Convert the records, from the first line up to and including the line containing "ticker-coin[interactable]: Tether USDtUSDT$1.00▲0.01%", into a JSON list of strings, one string per line, with blank lines omitted.
--------
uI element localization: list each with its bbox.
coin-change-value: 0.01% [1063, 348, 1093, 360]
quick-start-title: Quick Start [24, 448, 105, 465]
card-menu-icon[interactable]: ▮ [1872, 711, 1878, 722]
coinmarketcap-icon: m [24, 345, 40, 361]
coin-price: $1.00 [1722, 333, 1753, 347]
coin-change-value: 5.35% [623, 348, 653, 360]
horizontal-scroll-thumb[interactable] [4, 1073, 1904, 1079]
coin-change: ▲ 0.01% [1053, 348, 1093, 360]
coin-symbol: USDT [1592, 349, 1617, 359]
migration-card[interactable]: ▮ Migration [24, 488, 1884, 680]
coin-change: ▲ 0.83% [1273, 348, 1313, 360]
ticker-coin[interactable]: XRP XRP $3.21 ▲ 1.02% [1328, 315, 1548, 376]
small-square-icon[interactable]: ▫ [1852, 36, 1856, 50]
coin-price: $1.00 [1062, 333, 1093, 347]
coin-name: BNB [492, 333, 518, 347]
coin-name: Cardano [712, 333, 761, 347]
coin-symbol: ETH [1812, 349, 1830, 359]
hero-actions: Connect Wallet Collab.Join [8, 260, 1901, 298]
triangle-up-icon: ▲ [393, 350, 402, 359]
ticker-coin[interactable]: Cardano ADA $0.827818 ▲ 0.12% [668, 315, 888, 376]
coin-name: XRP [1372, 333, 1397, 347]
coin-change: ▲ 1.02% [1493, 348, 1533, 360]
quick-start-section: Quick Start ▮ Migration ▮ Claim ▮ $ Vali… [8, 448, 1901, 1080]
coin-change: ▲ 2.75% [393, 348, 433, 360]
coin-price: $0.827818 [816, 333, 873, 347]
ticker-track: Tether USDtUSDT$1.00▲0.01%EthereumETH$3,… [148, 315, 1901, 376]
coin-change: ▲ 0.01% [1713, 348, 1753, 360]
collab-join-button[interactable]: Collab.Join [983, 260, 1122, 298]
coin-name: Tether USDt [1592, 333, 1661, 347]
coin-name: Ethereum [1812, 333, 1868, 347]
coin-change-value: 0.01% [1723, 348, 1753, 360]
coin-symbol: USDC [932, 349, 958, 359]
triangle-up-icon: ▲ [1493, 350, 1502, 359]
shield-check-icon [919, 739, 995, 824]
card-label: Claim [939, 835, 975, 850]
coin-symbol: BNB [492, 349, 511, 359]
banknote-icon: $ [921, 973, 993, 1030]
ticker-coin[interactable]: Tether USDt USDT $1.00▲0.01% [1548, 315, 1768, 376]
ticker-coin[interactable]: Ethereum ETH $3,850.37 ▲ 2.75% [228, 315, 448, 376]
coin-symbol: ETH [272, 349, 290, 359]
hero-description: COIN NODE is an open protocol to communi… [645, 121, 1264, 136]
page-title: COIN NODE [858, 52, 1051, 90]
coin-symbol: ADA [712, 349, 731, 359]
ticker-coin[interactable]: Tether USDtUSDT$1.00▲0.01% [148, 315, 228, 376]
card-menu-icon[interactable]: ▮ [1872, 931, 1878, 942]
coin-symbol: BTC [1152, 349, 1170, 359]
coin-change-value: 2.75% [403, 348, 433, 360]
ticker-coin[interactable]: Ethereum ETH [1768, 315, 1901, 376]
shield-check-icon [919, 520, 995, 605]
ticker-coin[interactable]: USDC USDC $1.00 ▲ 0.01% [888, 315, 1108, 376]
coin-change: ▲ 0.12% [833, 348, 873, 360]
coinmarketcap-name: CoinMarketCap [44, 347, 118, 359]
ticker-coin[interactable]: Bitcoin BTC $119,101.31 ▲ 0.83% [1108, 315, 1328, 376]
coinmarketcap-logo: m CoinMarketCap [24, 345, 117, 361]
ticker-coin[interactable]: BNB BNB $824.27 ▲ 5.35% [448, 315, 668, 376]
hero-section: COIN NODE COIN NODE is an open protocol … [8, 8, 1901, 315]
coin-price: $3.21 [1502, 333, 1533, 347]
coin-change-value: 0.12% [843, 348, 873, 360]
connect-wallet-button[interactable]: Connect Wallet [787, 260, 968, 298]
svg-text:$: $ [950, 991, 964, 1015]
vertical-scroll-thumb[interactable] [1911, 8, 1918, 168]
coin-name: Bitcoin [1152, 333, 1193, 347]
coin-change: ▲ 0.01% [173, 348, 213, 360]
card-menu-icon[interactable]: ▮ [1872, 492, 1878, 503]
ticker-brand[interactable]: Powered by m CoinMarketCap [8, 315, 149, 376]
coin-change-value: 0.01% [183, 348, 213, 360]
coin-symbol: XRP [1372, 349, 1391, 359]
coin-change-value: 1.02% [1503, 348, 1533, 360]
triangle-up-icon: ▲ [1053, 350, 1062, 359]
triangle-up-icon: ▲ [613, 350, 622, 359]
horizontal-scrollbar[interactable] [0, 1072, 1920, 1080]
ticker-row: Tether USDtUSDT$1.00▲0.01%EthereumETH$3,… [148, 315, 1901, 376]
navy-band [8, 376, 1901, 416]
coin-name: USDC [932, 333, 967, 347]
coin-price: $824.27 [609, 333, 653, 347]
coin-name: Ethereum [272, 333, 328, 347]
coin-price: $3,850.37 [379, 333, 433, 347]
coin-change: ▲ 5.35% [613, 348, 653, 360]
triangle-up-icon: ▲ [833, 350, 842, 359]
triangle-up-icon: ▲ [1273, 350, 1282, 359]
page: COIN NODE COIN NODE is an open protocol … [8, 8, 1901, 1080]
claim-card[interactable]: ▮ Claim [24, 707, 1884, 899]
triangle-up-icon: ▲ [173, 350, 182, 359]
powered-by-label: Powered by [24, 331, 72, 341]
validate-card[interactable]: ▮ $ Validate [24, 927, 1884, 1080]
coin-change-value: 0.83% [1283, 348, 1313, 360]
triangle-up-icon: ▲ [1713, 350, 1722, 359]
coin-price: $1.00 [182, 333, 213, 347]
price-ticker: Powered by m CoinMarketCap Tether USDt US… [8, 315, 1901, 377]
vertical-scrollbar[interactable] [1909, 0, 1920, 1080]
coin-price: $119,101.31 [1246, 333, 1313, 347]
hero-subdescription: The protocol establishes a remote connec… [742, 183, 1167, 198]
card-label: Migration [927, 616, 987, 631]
--------
--- The reply ---
[
  "uI element localization: list each with its bbox.",
  "coin-change-value: 0.01% [1063, 348, 1093, 360]",
  "quick-start-title: Quick Start [24, 448, 105, 465]",
  "card-menu-icon[interactable]: ▮ [1872, 711, 1878, 722]",
  "coinmarketcap-icon: m [24, 345, 40, 361]",
  "coin-price: $1.00 [1722, 333, 1753, 347]",
  "coin-change-value: 5.35% [623, 348, 653, 360]",
  "horizontal-scroll-thumb[interactable] [4, 1073, 1904, 1079]",
  "coin-change: ▲ 0.01% [1053, 348, 1093, 360]",
  "coin-symbol: USDT [1592, 349, 1617, 359]",
  "migration-card[interactable]: ▮ Migration [24, 488, 1884, 680]",
  "coin-change: ▲ 0.83% [1273, 348, 1313, 360]",
  "ticker-coin[interactable]: XRP XRP $3.21 ▲ 1.02% [1328, 315, 1548, 376]",
  "small-square-icon[interactable]: ▫ [1852, 36, 1856, 50]",
  "coin-price: $1.00 [1062, 333, 1093, 347]",
  "coin-name: BNB [492, 333, 518, 347]",
  "coin-name: Cardano [712, 333, 761, 347]",
  "coin-symbol: ETH [1812, 349, 1830, 359]",
  "hero-actions: Connect Wallet Collab.Join [8, 260, 1901, 298]",
  "triangle-up-icon: ▲ [393, 350, 402, 359]",
  "ticker-coin[interactable]: Cardano ADA $0.827818 ▲ 0.12% [668, 315, 888, 376]",
  "coin-name: XRP [1372, 333, 1397, 347]",
  "coin-change: ▲ 1.02% [1493, 348, 1533, 360]",
  "quick-start-section: Quick Start ▮ Migration ▮ Claim ▮ $ Vali… [8, 448, 1901, 1080]",
  "coin-change: ▲ 2.75% [393, 348, 433, 360]",
  "coin-price: $0.827818 [816, 333, 873, 347]",
  "ticker-track: Tether USDtUSDT$1.00▲0.01%EthereumETH$3,… [148, 315, 1901, 376]",
  "coin-change: ▲ 0.01% [1713, 348, 1753, 360]",
  "collab-join-button[interactable]: Collab.Join [983, 260, 1122, 298]",
  "coin-name: Tether USDt [1592, 333, 1661, 347]",
  "coin-name: Ethereum [1812, 333, 1868, 347]",
  "coin-change-value: 0.01% [1723, 348, 1753, 360]",
  "coin-symbol: USDC [932, 349, 958, 359]",
  "triangle-up-icon: ▲ [1493, 350, 1502, 359]",
  "shield-check-icon [919, 739, 995, 824]",
  "card-label: Claim [939, 835, 975, 850]",
  "coin-symbol: BNB [492, 349, 511, 359]",
  "banknote-icon: $ [921, 973, 993, 1030]",
  "ticker-coin[interactable]: Tether USDt USDT $1.00▲0.01% [1548, 315, 1768, 376]",
  "ticker-coin[interactable]: Ethereum ETH $3,850.37 ▲ 2.75% [228, 315, 448, 376]",
  "coin-symbol: ETH [272, 349, 290, 359]",
  "hero-description: COIN NODE is an open protocol to communi… [645, 121, 1264, 136]",
  "page-title: COIN NODE [858, 52, 1051, 90]",
  "coin-symbol: ADA [712, 349, 731, 359]",
  "ticker-coin[interactable]: Tether USDtUSDT$1.00▲0.01% [148, 315, 228, 376]"
]